MATERIAL:
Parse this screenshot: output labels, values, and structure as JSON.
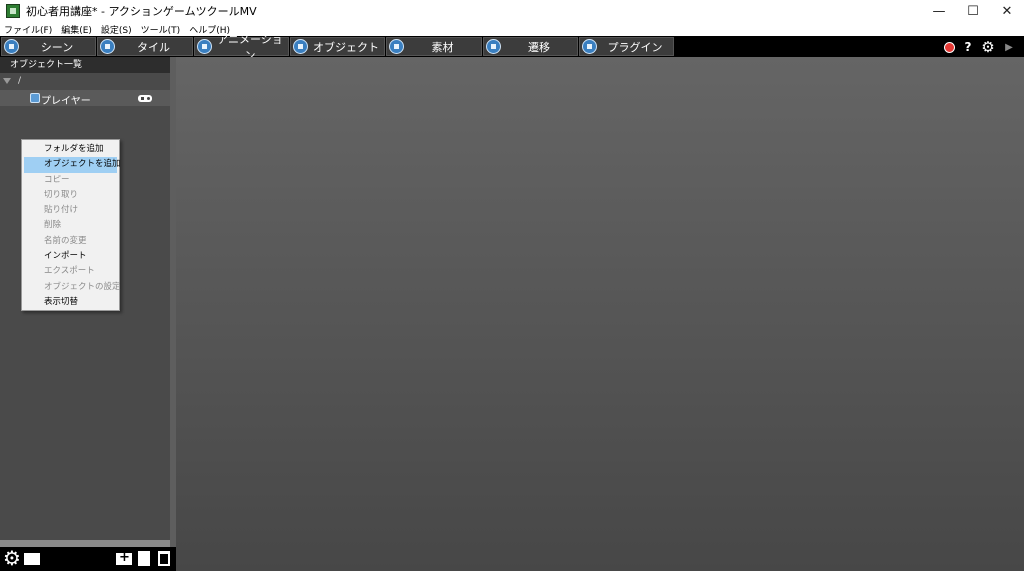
{
  "window": {
    "title": "初心者用講座* - アクションゲームツクールMV",
    "controls": [
      "—",
      "☐",
      "✕"
    ]
  },
  "menu": [
    "ファイル(F)",
    "編集(E)",
    "設定(S)",
    "ツール(T)",
    "ヘルプ(H)"
  ],
  "tabs": [
    {
      "label": "シーン",
      "icon": "scene-icon"
    },
    {
      "label": "タイル",
      "icon": "tile-icon"
    },
    {
      "label": "アニメーション",
      "icon": "animation-icon"
    },
    {
      "label": "オブジェクト",
      "icon": "object-icon"
    },
    {
      "label": "素材",
      "icon": "resource-icon"
    },
    {
      "label": "遷移",
      "icon": "transition-icon"
    },
    {
      "label": "プラグイン",
      "icon": "plugin-icon"
    }
  ],
  "toolbar_right": {
    "help": "?",
    "gear": "⚙",
    "play": "▶"
  },
  "left_panel": {
    "header": "オブジェクト一覧",
    "root": "/",
    "items": [
      {
        "label": "プレイヤー",
        "icon": "gamepad-icon"
      }
    ]
  },
  "context_menu": [
    {
      "label": "フォルダを追加",
      "enabled": true
    },
    {
      "label": "オブジェクトを追加",
      "enabled": true,
      "selected": true
    },
    {
      "label": "コピー",
      "enabled": false
    },
    {
      "label": "切り取り",
      "enabled": false
    },
    {
      "label": "貼り付け",
      "enabled": false
    },
    {
      "label": "削除",
      "enabled": false
    },
    {
      "label": "名前の変更",
      "enabled": false
    },
    {
      "label": "インポート",
      "enabled": true
    },
    {
      "label": "エクスポート",
      "enabled": false
    },
    {
      "label": "オブジェクトの設定",
      "enabled": false
    },
    {
      "label": "表示切替",
      "enabled": true
    }
  ],
  "colors": {
    "tab_bar": "#000000",
    "panel": "#4a4a4a",
    "main": "#565656",
    "highlight": "#9fcff3"
  }
}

WHAT YOU NEED TO DO: Without the pictures, reproduce every line of the records above exactly.

FINISHED TASK:
Parse this screenshot: output labels, values, and structure as JSON.
{
  "window": {
    "title": "初心者用講座* - アクションゲームツクールMV",
    "controls": [
      "—",
      "☐",
      "✕"
    ]
  },
  "menu": [
    "ファイル(F)",
    "編集(E)",
    "設定(S)",
    "ツール(T)",
    "ヘルプ(H)"
  ],
  "tabs": [
    {
      "label": "シーン",
      "icon": "scene-icon"
    },
    {
      "label": "タイル",
      "icon": "tile-icon"
    },
    {
      "label": "アニメーション",
      "icon": "animation-icon"
    },
    {
      "label": "オブジェクト",
      "icon": "object-icon"
    },
    {
      "label": "素材",
      "icon": "resource-icon"
    },
    {
      "label": "遷移",
      "icon": "transition-icon"
    },
    {
      "label": "プラグイン",
      "icon": "plugin-icon"
    }
  ],
  "toolbar_right": {
    "help": "?",
    "gear": "⚙",
    "play": "▶"
  },
  "left_panel": {
    "header": "オブジェクト一覧",
    "root": "/",
    "items": [
      {
        "label": "プレイヤー",
        "icon": "gamepad-icon"
      }
    ]
  },
  "context_menu": [
    {
      "label": "フォルダを追加",
      "enabled": true
    },
    {
      "label": "オブジェクトを追加",
      "enabled": true,
      "selected": true
    },
    {
      "label": "コピー",
      "enabled": false
    },
    {
      "label": "切り取り",
      "enabled": false
    },
    {
      "label": "貼り付け",
      "enabled": false
    },
    {
      "label": "削除",
      "enabled": false
    },
    {
      "label": "名前の変更",
      "enabled": false
    },
    {
      "label": "インポート",
      "enabled": true
    },
    {
      "label": "エクスポート",
      "enabled": false
    },
    {
      "label": "オブジェクトの設定",
      "enabled": false
    },
    {
      "label": "表示切替",
      "enabled": true
    }
  ],
  "colors": {
    "tab_bar": "#000000",
    "panel": "#4a4a4a",
    "main": "#565656",
    "highlight": "#9fcff3"
  }
}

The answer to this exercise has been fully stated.